[SET PROBLEM]
Below are the records. List every line holding the word "SRMTID".

[begin RECORDS SUPPLIED]

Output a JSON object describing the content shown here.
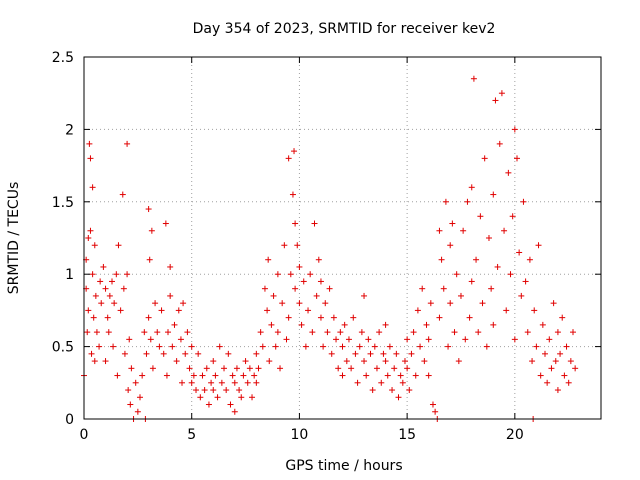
{
  "chart_data": {
    "type": "scatter",
    "title": "Day 354 of 2023, SRMTID for receiver kev2",
    "xlabel": "GPS time / hours",
    "ylabel": "SRMTID / TECUs",
    "xlim": [
      0,
      24
    ],
    "ylim": [
      0,
      2.5
    ],
    "xticks": [
      0,
      5,
      10,
      15,
      20
    ],
    "yticks": [
      0,
      0.5,
      1,
      1.5,
      2,
      2.5
    ],
    "xtick_labels": [
      "0",
      "5",
      "10",
      "15",
      "20"
    ],
    "ytick_labels": [
      "0",
      "0.5",
      "1",
      "1.5",
      "2",
      "2.5"
    ],
    "grid": true,
    "marker": "+",
    "color": "#e00000",
    "series": [
      {
        "name": "SRMTID",
        "points": [
          [
            0.0,
            0.3
          ],
          [
            0.1,
            0.9
          ],
          [
            0.1,
            1.1
          ],
          [
            0.15,
            0.6
          ],
          [
            0.2,
            1.25
          ],
          [
            0.2,
            0.75
          ],
          [
            0.25,
            1.9
          ],
          [
            0.3,
            1.8
          ],
          [
            0.3,
            1.3
          ],
          [
            0.35,
            0.45
          ],
          [
            0.4,
            1.6
          ],
          [
            0.4,
            1.0
          ],
          [
            0.45,
            0.7
          ],
          [
            0.5,
            1.2
          ],
          [
            0.5,
            0.4
          ],
          [
            0.55,
            0.85
          ],
          [
            0.6,
            0.6
          ],
          [
            0.7,
            0.5
          ],
          [
            0.75,
            0.95
          ],
          [
            0.8,
            0.8
          ],
          [
            0.9,
            1.05
          ],
          [
            1.0,
            0.9
          ],
          [
            1.0,
            0.4
          ],
          [
            1.1,
            0.7
          ],
          [
            1.15,
            0.6
          ],
          [
            1.2,
            0.85
          ],
          [
            1.3,
            0.95
          ],
          [
            1.35,
            0.5
          ],
          [
            1.4,
            0.8
          ],
          [
            1.5,
            1.0
          ],
          [
            1.55,
            0.3
          ],
          [
            1.6,
            1.2
          ],
          [
            1.7,
            0.75
          ],
          [
            1.8,
            1.55
          ],
          [
            1.85,
            0.9
          ],
          [
            1.9,
            0.45
          ],
          [
            2.0,
            1.0
          ],
          [
            2.0,
            1.9
          ],
          [
            2.05,
            0.2
          ],
          [
            2.1,
            0.55
          ],
          [
            2.15,
            0.1
          ],
          [
            2.2,
            0.35
          ],
          [
            2.3,
            0.0
          ],
          [
            2.4,
            0.25
          ],
          [
            2.5,
            0.05
          ],
          [
            2.6,
            0.15
          ],
          [
            2.7,
            0.3
          ],
          [
            2.8,
            0.6
          ],
          [
            2.85,
            0.0
          ],
          [
            2.9,
            0.45
          ],
          [
            3.0,
            1.45
          ],
          [
            3.0,
            0.7
          ],
          [
            3.05,
            1.1
          ],
          [
            3.1,
            0.55
          ],
          [
            3.15,
            1.3
          ],
          [
            3.2,
            0.35
          ],
          [
            3.3,
            0.8
          ],
          [
            3.4,
            0.6
          ],
          [
            3.5,
            0.5
          ],
          [
            3.6,
            0.75
          ],
          [
            3.7,
            0.45
          ],
          [
            3.8,
            1.35
          ],
          [
            3.85,
            0.3
          ],
          [
            3.9,
            0.6
          ],
          [
            4.0,
            1.05
          ],
          [
            4.0,
            0.85
          ],
          [
            4.1,
            0.5
          ],
          [
            4.2,
            0.65
          ],
          [
            4.3,
            0.4
          ],
          [
            4.4,
            0.75
          ],
          [
            4.5,
            0.55
          ],
          [
            4.55,
            0.25
          ],
          [
            4.6,
            0.8
          ],
          [
            4.7,
            0.45
          ],
          [
            4.8,
            0.6
          ],
          [
            4.9,
            0.35
          ],
          [
            5.0,
            0.5
          ],
          [
            5.0,
            0.25
          ],
          [
            5.1,
            0.3
          ],
          [
            5.2,
            0.2
          ],
          [
            5.3,
            0.45
          ],
          [
            5.4,
            0.15
          ],
          [
            5.5,
            0.3
          ],
          [
            5.6,
            0.2
          ],
          [
            5.7,
            0.35
          ],
          [
            5.8,
            0.1
          ],
          [
            5.9,
            0.25
          ],
          [
            6.0,
            0.4
          ],
          [
            6.0,
            0.2
          ],
          [
            6.1,
            0.3
          ],
          [
            6.2,
            0.15
          ],
          [
            6.3,
            0.5
          ],
          [
            6.4,
            0.25
          ],
          [
            6.5,
            0.35
          ],
          [
            6.6,
            0.2
          ],
          [
            6.7,
            0.45
          ],
          [
            6.8,
            0.1
          ],
          [
            6.9,
            0.3
          ],
          [
            7.0,
            0.25
          ],
          [
            7.0,
            0.05
          ],
          [
            7.1,
            0.35
          ],
          [
            7.2,
            0.2
          ],
          [
            7.3,
            0.15
          ],
          [
            7.4,
            0.3
          ],
          [
            7.5,
            0.4
          ],
          [
            7.6,
            0.25
          ],
          [
            7.7,
            0.35
          ],
          [
            7.8,
            0.15
          ],
          [
            7.9,
            0.3
          ],
          [
            8.0,
            0.45
          ],
          [
            8.0,
            0.25
          ],
          [
            8.1,
            0.35
          ],
          [
            8.2,
            0.6
          ],
          [
            8.3,
            0.5
          ],
          [
            8.4,
            0.9
          ],
          [
            8.5,
            0.75
          ],
          [
            8.55,
            1.1
          ],
          [
            8.6,
            0.4
          ],
          [
            8.7,
            0.65
          ],
          [
            8.8,
            0.85
          ],
          [
            8.9,
            0.5
          ],
          [
            9.0,
            1.0
          ],
          [
            9.0,
            0.6
          ],
          [
            9.1,
            0.35
          ],
          [
            9.2,
            0.8
          ],
          [
            9.3,
            1.2
          ],
          [
            9.4,
            0.55
          ],
          [
            9.5,
            1.8
          ],
          [
            9.5,
            0.7
          ],
          [
            9.6,
            1.0
          ],
          [
            9.7,
            1.55
          ],
          [
            9.75,
            1.85
          ],
          [
            9.8,
            1.35
          ],
          [
            9.8,
            0.9
          ],
          [
            9.9,
            1.2
          ],
          [
            10.0,
            0.8
          ],
          [
            10.0,
            1.05
          ],
          [
            10.1,
            0.65
          ],
          [
            10.2,
            0.95
          ],
          [
            10.3,
            0.5
          ],
          [
            10.4,
            0.75
          ],
          [
            10.5,
            1.0
          ],
          [
            10.6,
            0.6
          ],
          [
            10.7,
            1.35
          ],
          [
            10.8,
            0.85
          ],
          [
            10.9,
            1.1
          ],
          [
            11.0,
            0.7
          ],
          [
            11.0,
            0.95
          ],
          [
            11.1,
            0.5
          ],
          [
            11.2,
            0.8
          ],
          [
            11.3,
            0.6
          ],
          [
            11.4,
            0.9
          ],
          [
            11.5,
            0.45
          ],
          [
            11.6,
            0.7
          ],
          [
            11.7,
            0.55
          ],
          [
            11.8,
            0.35
          ],
          [
            11.9,
            0.6
          ],
          [
            12.0,
            0.5
          ],
          [
            12.0,
            0.3
          ],
          [
            12.1,
            0.65
          ],
          [
            12.2,
            0.4
          ],
          [
            12.3,
            0.55
          ],
          [
            12.4,
            0.35
          ],
          [
            12.5,
            0.7
          ],
          [
            12.6,
            0.45
          ],
          [
            12.7,
            0.25
          ],
          [
            12.8,
            0.5
          ],
          [
            12.9,
            0.6
          ],
          [
            13.0,
            0.4
          ],
          [
            13.0,
            0.85
          ],
          [
            13.1,
            0.3
          ],
          [
            13.2,
            0.55
          ],
          [
            13.3,
            0.45
          ],
          [
            13.4,
            0.2
          ],
          [
            13.5,
            0.5
          ],
          [
            13.6,
            0.35
          ],
          [
            13.7,
            0.6
          ],
          [
            13.8,
            0.25
          ],
          [
            13.9,
            0.45
          ],
          [
            14.0,
            0.4
          ],
          [
            14.0,
            0.65
          ],
          [
            14.1,
            0.3
          ],
          [
            14.2,
            0.5
          ],
          [
            14.3,
            0.2
          ],
          [
            14.4,
            0.35
          ],
          [
            14.5,
            0.45
          ],
          [
            14.6,
            0.15
          ],
          [
            14.7,
            0.3
          ],
          [
            14.8,
            0.25
          ],
          [
            14.9,
            0.4
          ],
          [
            15.0,
            0.35
          ],
          [
            15.0,
            0.55
          ],
          [
            15.1,
            0.2
          ],
          [
            15.2,
            0.45
          ],
          [
            15.3,
            0.6
          ],
          [
            15.4,
            0.3
          ],
          [
            15.5,
            0.75
          ],
          [
            15.6,
            0.5
          ],
          [
            15.7,
            0.9
          ],
          [
            15.8,
            0.4
          ],
          [
            15.9,
            0.65
          ],
          [
            16.0,
            0.55
          ],
          [
            16.0,
            0.3
          ],
          [
            16.1,
            0.8
          ],
          [
            16.2,
            0.1
          ],
          [
            16.3,
            0.05
          ],
          [
            16.4,
            0.0
          ],
          [
            16.5,
            1.3
          ],
          [
            16.5,
            0.7
          ],
          [
            16.6,
            1.1
          ],
          [
            16.7,
            0.9
          ],
          [
            16.8,
            1.5
          ],
          [
            16.9,
            0.5
          ],
          [
            17.0,
            1.2
          ],
          [
            17.0,
            0.8
          ],
          [
            17.1,
            1.35
          ],
          [
            17.2,
            0.6
          ],
          [
            17.3,
            1.0
          ],
          [
            17.4,
            0.4
          ],
          [
            17.5,
            0.85
          ],
          [
            17.6,
            1.3
          ],
          [
            17.7,
            0.55
          ],
          [
            17.8,
            1.5
          ],
          [
            17.9,
            0.7
          ],
          [
            18.0,
            1.6
          ],
          [
            18.0,
            0.95
          ],
          [
            18.1,
            2.35
          ],
          [
            18.2,
            1.1
          ],
          [
            18.3,
            0.6
          ],
          [
            18.4,
            1.4
          ],
          [
            18.5,
            0.8
          ],
          [
            18.6,
            1.8
          ],
          [
            18.7,
            0.5
          ],
          [
            18.8,
            1.25
          ],
          [
            18.9,
            0.9
          ],
          [
            19.0,
            1.55
          ],
          [
            19.0,
            0.65
          ],
          [
            19.1,
            2.2
          ],
          [
            19.2,
            1.05
          ],
          [
            19.3,
            1.9
          ],
          [
            19.4,
            2.25
          ],
          [
            19.5,
            1.3
          ],
          [
            19.6,
            0.75
          ],
          [
            19.7,
            1.7
          ],
          [
            19.8,
            1.0
          ],
          [
            19.9,
            1.4
          ],
          [
            20.0,
            2.0
          ],
          [
            20.0,
            0.55
          ],
          [
            20.1,
            1.8
          ],
          [
            20.2,
            1.15
          ],
          [
            20.3,
            0.85
          ],
          [
            20.4,
            1.5
          ],
          [
            20.5,
            0.95
          ],
          [
            20.6,
            0.6
          ],
          [
            20.7,
            1.1
          ],
          [
            20.8,
            0.4
          ],
          [
            20.85,
            0.0
          ],
          [
            20.9,
            0.75
          ],
          [
            21.0,
            0.5
          ],
          [
            21.1,
            1.2
          ],
          [
            21.2,
            0.3
          ],
          [
            21.3,
            0.65
          ],
          [
            21.4,
            0.45
          ],
          [
            21.5,
            0.25
          ],
          [
            21.6,
            0.55
          ],
          [
            21.7,
            0.35
          ],
          [
            21.8,
            0.8
          ],
          [
            21.9,
            0.4
          ],
          [
            22.0,
            0.6
          ],
          [
            22.0,
            0.2
          ],
          [
            22.1,
            0.45
          ],
          [
            22.2,
            0.7
          ],
          [
            22.3,
            0.3
          ],
          [
            22.4,
            0.5
          ],
          [
            22.5,
            0.25
          ],
          [
            22.6,
            0.4
          ],
          [
            22.7,
            0.6
          ],
          [
            22.8,
            0.35
          ]
        ]
      }
    ]
  }
}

[end RECORDS SUPPLIED]

[EXERCISE ANSWER]
    "title": "Day 354 of 2023, SRMTID for receiver kev2",
    "ylabel": "SRMTID / TECUs",
        "name": "SRMTID",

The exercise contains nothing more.